◆ ZADANIA DO WYKONANIA
1) Co według wywiadu było największym sportowym sukcesem Adama Brenka w ostatnich tygodniach?
2) Oceń, czy poniższe stwierdzenia są zgodne z wywiadem. Przy każdym odpowiedz „tak” lub „nie” i przytocz dosłownie rozstrzygający fragment: (a) Po sezonie zasadniczym drużyna zajęła piąte miejsce. (b) W meczach z Legią drużyna fizycznie wyglądała lepiej niż wcześniej. (c) Drużyna potrafiła powstrzymać Vinalesa.
3) Napisz dalszy ciąg wywiadu, zaczynając od miejsca po jego ostatnim zdaniu.

◆ FRAGMENT
___
Aleksandra Samborska: Wiem, że było ich kilka, ale największym sportowym sukcesem Adama Brenka w ostatnich tygodniach był…
Adam Brenk: Awans do fazy play-off z PGE Spójnią Stargard.
Piąte miejsce po sezonie zasadniczym robi wrażenie, ale czy seria 1/4 finału z Legią nie pozostawiła trochę niedosytu? Nie mogła być trochę dłuższa?
W meczach z Legią fizycznie wyglądaliśmy dużo gorzej niż wcześniej. Poza tym borykaliśmy się z kontuzjami, a sam styl, wcześniej oparty głównie na Fortsonie, został przez rywali dobrze rozpracowany. Kiedy Courtney pojawił się w lidze drużyny musiały nieźle kombinować, by znaleźć na niego, na Spójnię, obronę. W ćwierćfinałach Legia zrobiła doskonałą robotę. Zatrzymała go. My z drugiej strony nie umieliśmy powstrzymać Vinalesa, który to, na co kibice w Warszawie czekali w serii ze Śląskiem, pokazał wcześniej – w meczach z nami. W pierwszym i trzecim spotkaniu wynik długo był sprawą otwartą, ale gdy Legia przyspieszała grę za sprawą Arica Holmana i właśnie Vinalesa zwycięstwa nam odjeżdżały.
Mimo ćwierćfinałowej porażki minione rozgrywki możecie zaliczyć do udanych. Ty też ugruntowałeś swoją pozycję – solidnego ligowca. Trener Machowski mocno na ciebie stawiał, taki był plan od początku sezonu?
___
◆ WYCINEK MATERIAŁU

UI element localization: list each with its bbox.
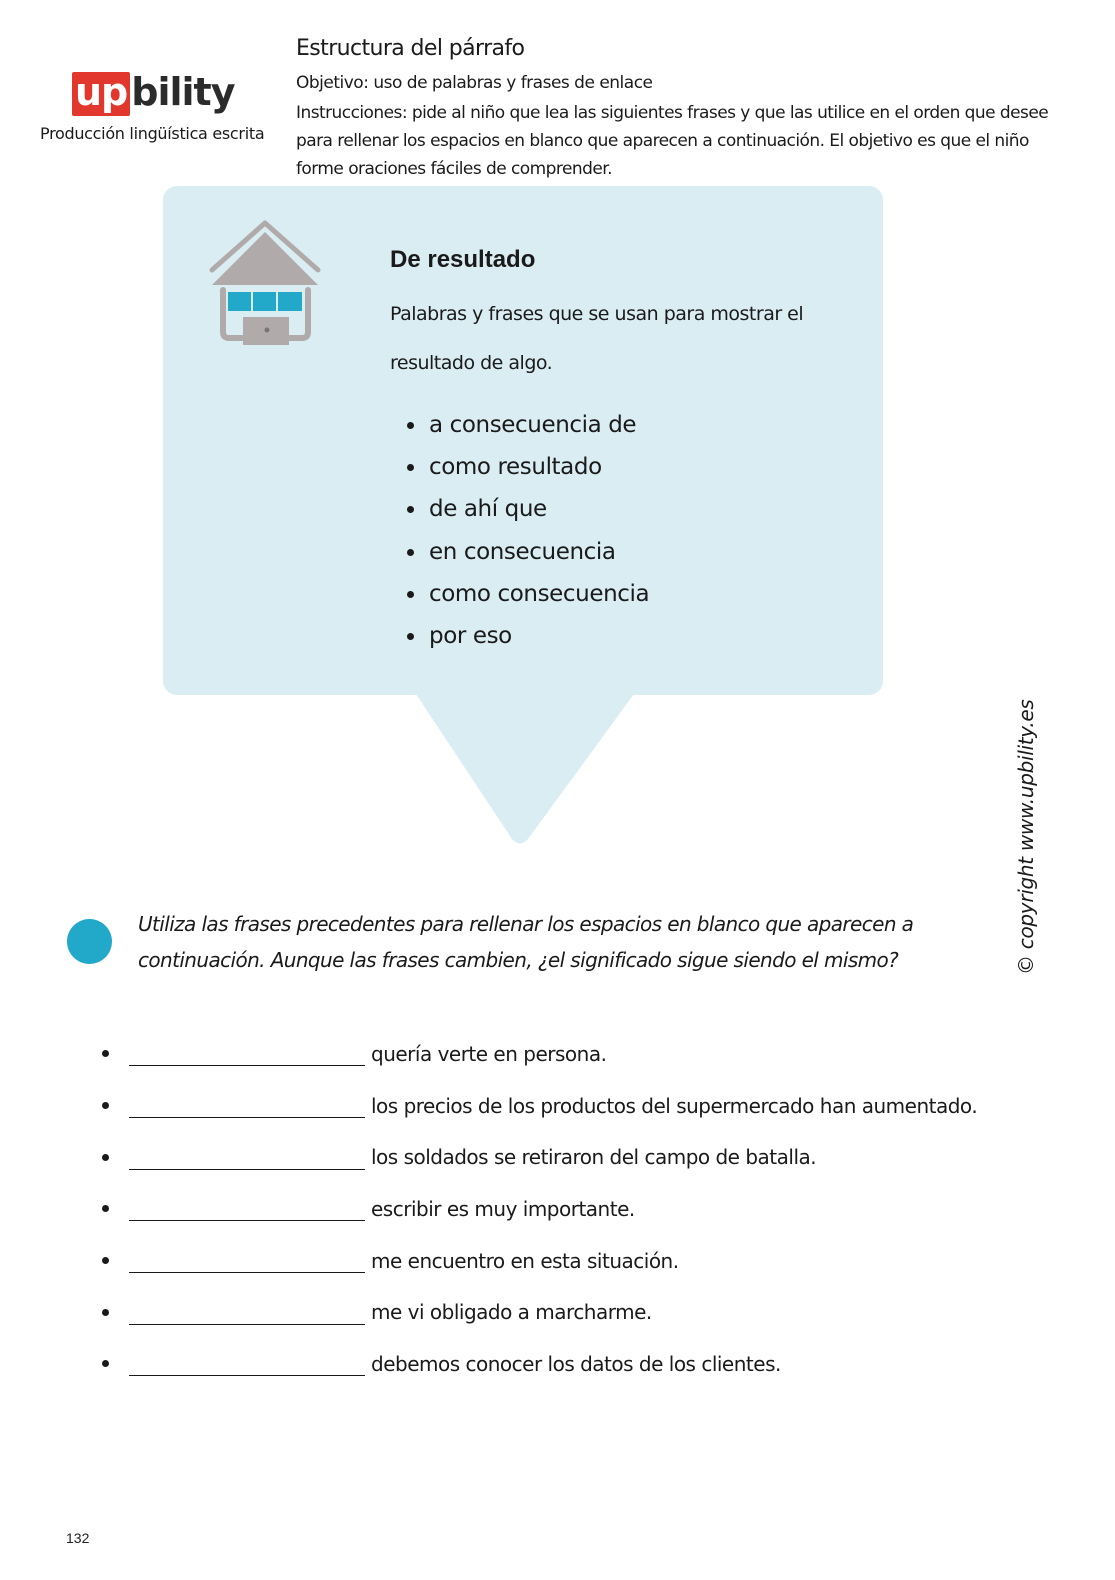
___
◆ ODPOWIEDZI PO KOLEI
1) Awans do fazy play-off z PGE Spójnią Stargard.

2)
(a) Tak: „Piąte miejsce po sezonie zasadniczym robi wrażenie”.
(b) Nie: „W meczach z Legią fizycznie wyglądaliśmy dużo gorzej niż wcześniej”.
(c) Nie: „nie umieliśmy powstrzymać Vinalesa”.

3)
Trener powierzył mi bardzo dużą rolę w obronie. Z zasadzie przez cały sezon wychodziłem w pierwszej piątce, żeby kierować defensywą od początkowych minut. W pierwszych akcjach starałem się dawać impuls. Działało. Po przyjściu Courtneya ta piątka już nie była zmieniana, prawie we wszystkich trzydziestu spotkaniach sezonu pierwsze kwarty mieliśmy naprawdę dobre. Kończyliśmy je albo wysokim prowadzeniem albo na styku, ale po dobrej grze. Grałem tak, jak wcześniej u trenera Winnickiego w MKS. On też wpuszczał mnie na boisko w piątce.
Adam Brenk to dziś rzetelny i kompetentny gracz na poziomie PLK. Ale na to, że w każdym meczu będzie spędzał tyle minut długo się nie zanosiło…
Opinia, że sprawdzam się dobrze na poziomie PLK chyba już faktycznie krąży. Ci, którzy ze mną pracowali wiedzą, jak podchodzę do treningów i meczów, co mogę dać drużynie. Czuję zresztą, że z każdym kolejnym sezonem staję się coraz lepszy. Może moje statystyki nie zmieniły się specjalnie względem wcześniejszego sezonu, ale z kolei pozycja mojej drużyny w tabeli – jak najbardziej. Udało nam się pokonać choć raz każdą ekipę w PLK. W każdym z tych zwycięstw dałem coś od siebie.
Jako junior, mimo ogromnego zaangażowania w treningi, nie mogłeś liczyć na tak dużą rolę. Powiedzmy sobie to szczerze – raczej nie uchodziłeś za arcyciekawy prospekt. Dlaczego?
Nikt nie dał mi prawdziwej szansy, nikt nie zaufał na tyle, bym mógł grać sensowne minuty i się wybić. Bardzo miło mi się zrobiło ostatnio, gdy pojechaliśmy na playoff z Legią i Grzesiek Kulka podszedł i powiedział do mnie: „stary, tak się cieszę, że jesteś tu, po tych krzyżowych, po II lidze, że tobie też się udało”.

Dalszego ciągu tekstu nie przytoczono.